What you have to do: With the pictures left out, copy the listing below exactly.

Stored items

*****

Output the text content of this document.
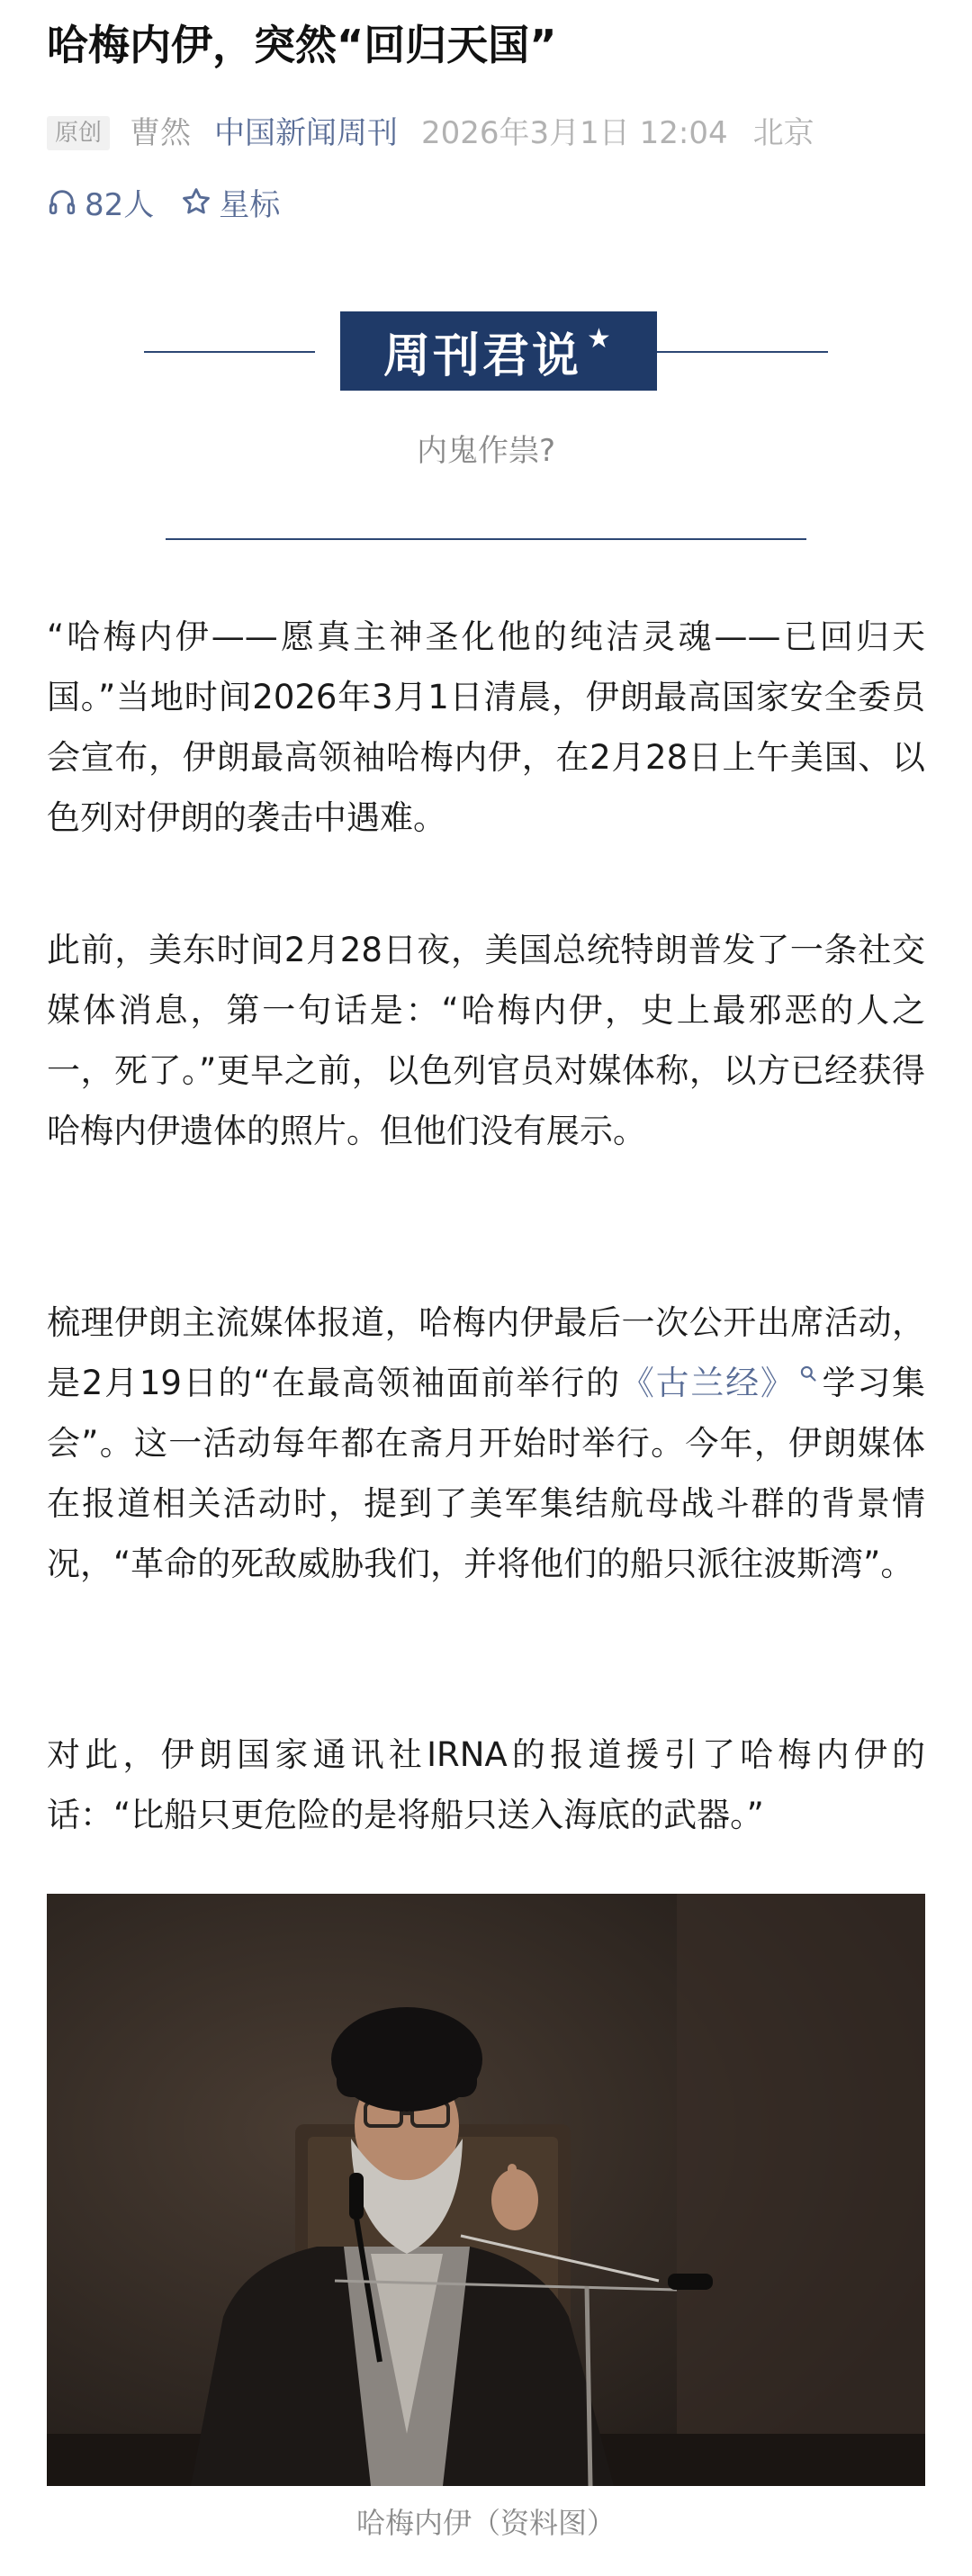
哈梅内伊，突然“回归天国”
原创 曹然 中国新闻周刊 2026年3月1日 12:04 北京
82人 星标
周刊君说 ★
内鬼作祟?

“哈梅内伊——愿真主神圣化他的纯洁灵魂——已回归天国。”当地时间2026年3月1日清晨，伊朗最高国家安全委员会宣布，伊朗最高领袖哈梅内伊，在2月28日上午美国、以色列对伊朗的袭击中遇难。

此前，美东时间2月28日夜，美国总统特朗普发了一条社交媒体消息，第一句话是：“哈梅内伊，史上最邪恶的人之一，死了。”更早之前，以色列官员对媒体称，以方已经获得哈梅内伊遗体的照片。但他们没有展示。

梳理伊朗主流媒体报道，哈梅内伊最后一次公开出席活动，是2月19日的“在最高领袖面前举行的《古兰经》 学习集会”。这一活动每年都在斋月开始时举行。今年，伊朗媒体在报道相关活动时，提到了美军集结航母战斗群的背景情况，“革命的死敌威胁我们，并将他们的船只派往波斯湾”。

对此，伊朗国家通讯社IRNA的报道援引了哈梅内伊的话：“比船只更危险的是将船只送入海底的武器。”

哈梅内伊（资料图）
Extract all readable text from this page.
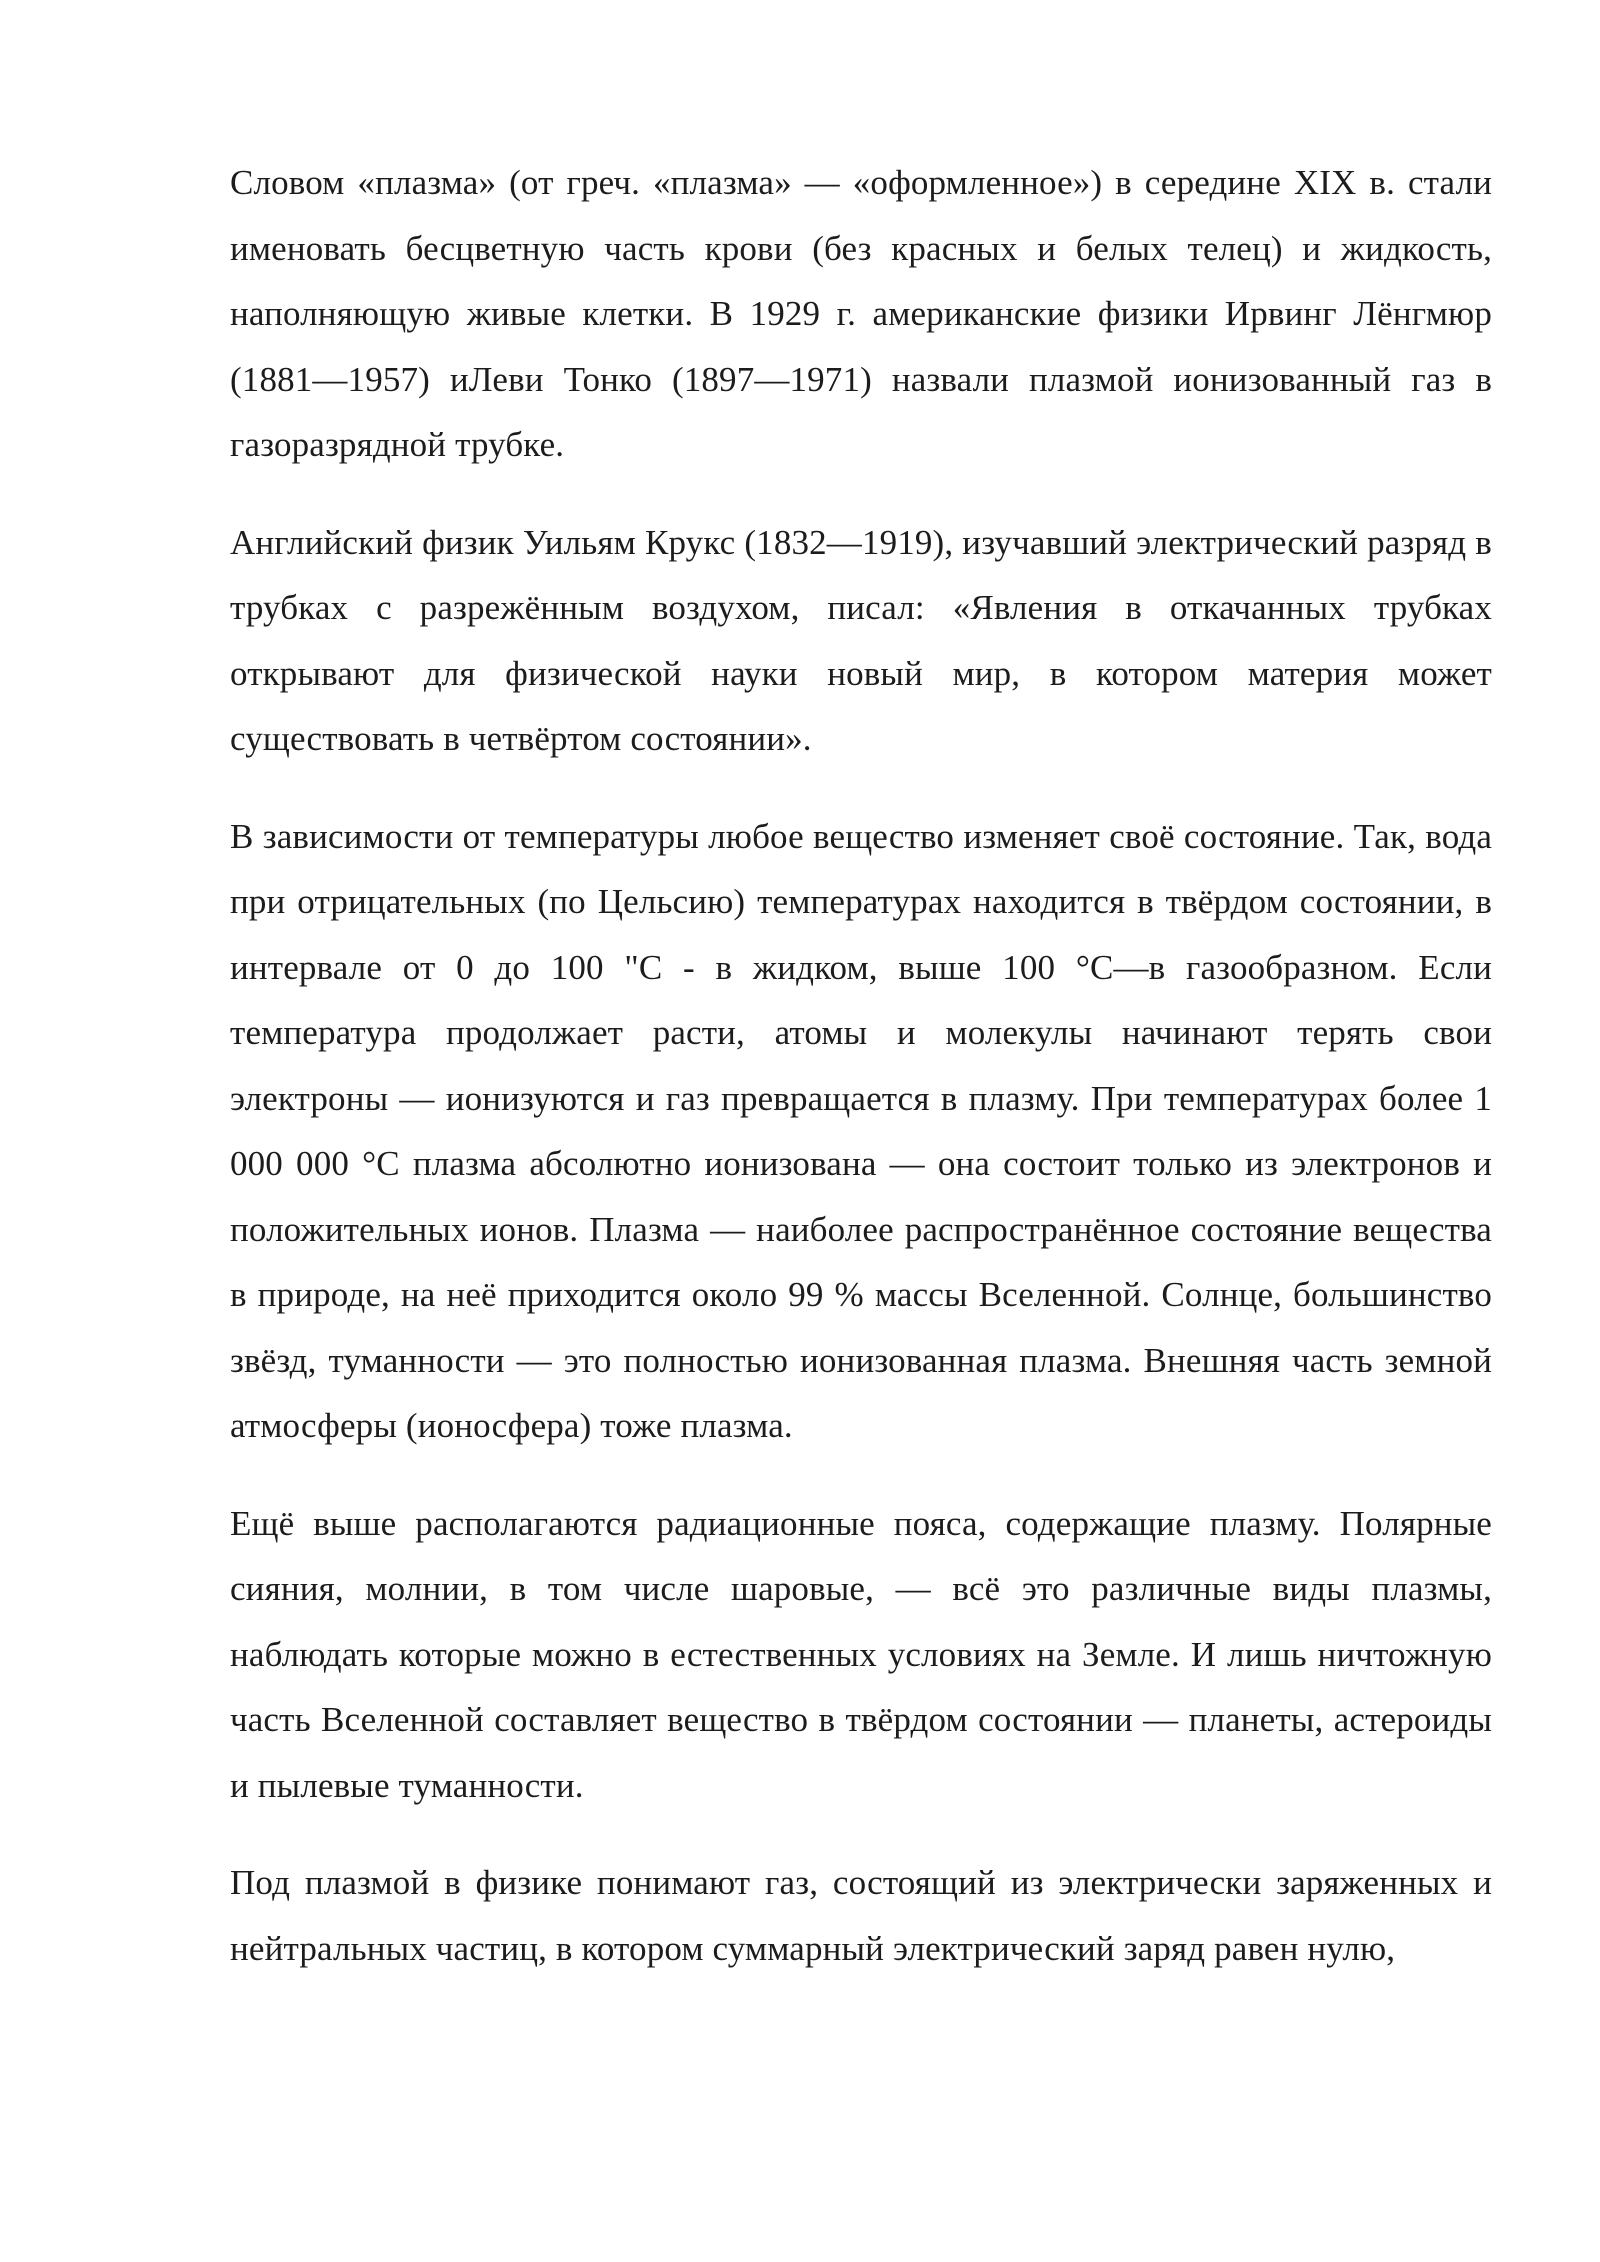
Словом «плазма» (от греч. «плазма» — «оформленное») в середине XIX в. стали именовать бесцветную часть крови (без красных и белых телец) и жидкость, наполняющую живые клетки. В 1929 г. американские физики Ирвинг Лёнгмюр (1881—1957) иЛеви Тонко (1897—1971) назвали плазмой ионизованный газ в газоразрядной трубке.

Английский физик Уильям Крукс (1832—1919), изучавший электрический разряд в трубках с разрежённым воздухом, писал: «Явления в откачанных трубках открывают для физической науки новый мир, в котором материя может существовать в четвёртом состоянии».

В зависимости от температуры любое вещество изменяет своё состояние. Так, вода при отрицательных (по Цельсию) температурах находится в твёрдом состоянии, в интервале от 0 до 100 "С - в жидком, выше 100 °С—в газообразном. Если температура продолжает расти, атомы и молекулы начинают терять свои электроны — ионизуются и газ превращается в плазму. При температурах более 1 000 000 °С плазма абсолютно ионизована — она состоит только из электронов и положительных ионов. Плазма — наиболее распространённое состояние вещества в природе, на неё приходится около 99 % массы Вселенной. Солнце, большинство звёзд, туманности — это полностью ионизованная плазма. Внешняя часть земной атмосферы (ионосфера) тоже плазма.

Ещё выше располагаются радиационные пояса, содержащие плазму. Полярные сияния, молнии, в том числе шаровые, — всё это различные виды плазмы, наблюдать которые можно в естественных условиях на Земле. И лишь ничтожную часть Вселенной составляет вещество в твёрдом состоянии — планеты, астероиды и пылевые туманности.

Под плазмой в физике понимают газ, состоящий из электрически заряженных и нейтральных частиц, в котором суммарный электрический заряд равен нулю,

*****

Output of the exercise:
Output the text content of this document.
哈梅内伊，突然“回归天国”
原创 曹然 中国新闻周刊 2026年3月1日 12:04 北京
82人 星标
周刊君说 ★
内鬼作祟?

“哈梅内伊——愿真主神圣化他的纯洁灵魂——已回归天国。”当地时间2026年3月1日清晨，伊朗最高国家安全委员会宣布，伊朗最高领袖哈梅内伊，在2月28日上午美国、以色列对伊朗的袭击中遇难。

此前，美东时间2月28日夜，美国总统特朗普发了一条社交媒体消息，第一句话是：“哈梅内伊，史上最邪恶的人之一，死了。”更早之前，以色列官员对媒体称，以方已经获得哈梅内伊遗体的照片。但他们没有展示。

梳理伊朗主流媒体报道，哈梅内伊最后一次公开出席活动，是2月19日的“在最高领袖面前举行的《古兰经》 学习集会”。这一活动每年都在斋月开始时举行。今年，伊朗媒体在报道相关活动时，提到了美军集结航母战斗群的背景情况，“革命的死敌威胁我们，并将他们的船只派往波斯湾”。

对此，伊朗国家通讯社IRNA的报道援引了哈梅内伊的话：“比船只更危险的是将船只送入海底的武器。”

哈梅内伊（资料图）
Extract all readable text from this page.
Словом «плазма» (от греч. «плазма» — «оформленное») в середине XIX в. стали именовать бесцветную часть крови (без красных и белых телец) и жидкость, наполняющую живые клетки. В 1929 г. американские физики Ирвинг Лёнгмюр (1881—1957) иЛеви Тонко (1897—1971) назвали плазмой ионизованный газ в газоразрядной трубке.

Английский физик Уильям Крукс (1832—1919), изучавший электрический разряд в трубках с разрежённым воздухом, писал: «Явления в откачанных трубках открывают для физической науки новый мир, в котором материя может существовать в четвёртом состоянии».

В зависимости от температуры любое вещество изменяет своё состояние. Так, вода при отрицательных (по Цельсию) температурах находится в твёрдом состоянии, в интервале от 0 до 100 "С - в жидком, выше 100 °С—в газообразном. Если температура продолжает расти, атомы и молекулы начинают терять свои электроны — ионизуются и газ превращается в плазму. При температурах более 1 000 000 °С плазма абсолютно ионизована — она состоит только из электронов и положительных ионов. Плазма — наиболее распространённое состояние вещества в природе, на неё приходится около 99 % массы Вселенной. Солнце, большинство звёзд, туманности — это полностью ионизованная плазма. Внешняя часть земной атмосферы (ионосфера) тоже плазма.

Ещё выше располагаются радиационные пояса, содержащие плазму. Полярные сияния, молнии, в том числе шаровые, — всё это различные виды плазмы, наблюдать которые можно в естественных условиях на Земле. И лишь ничтожную часть Вселенной составляет вещество в твёрдом состоянии — планеты, астероиды и пылевые туманности.

Под плазмой в физике понимают газ, состоящий из электрически заряженных и нейтральных частиц, в котором суммарный электрический заряд равен нулю,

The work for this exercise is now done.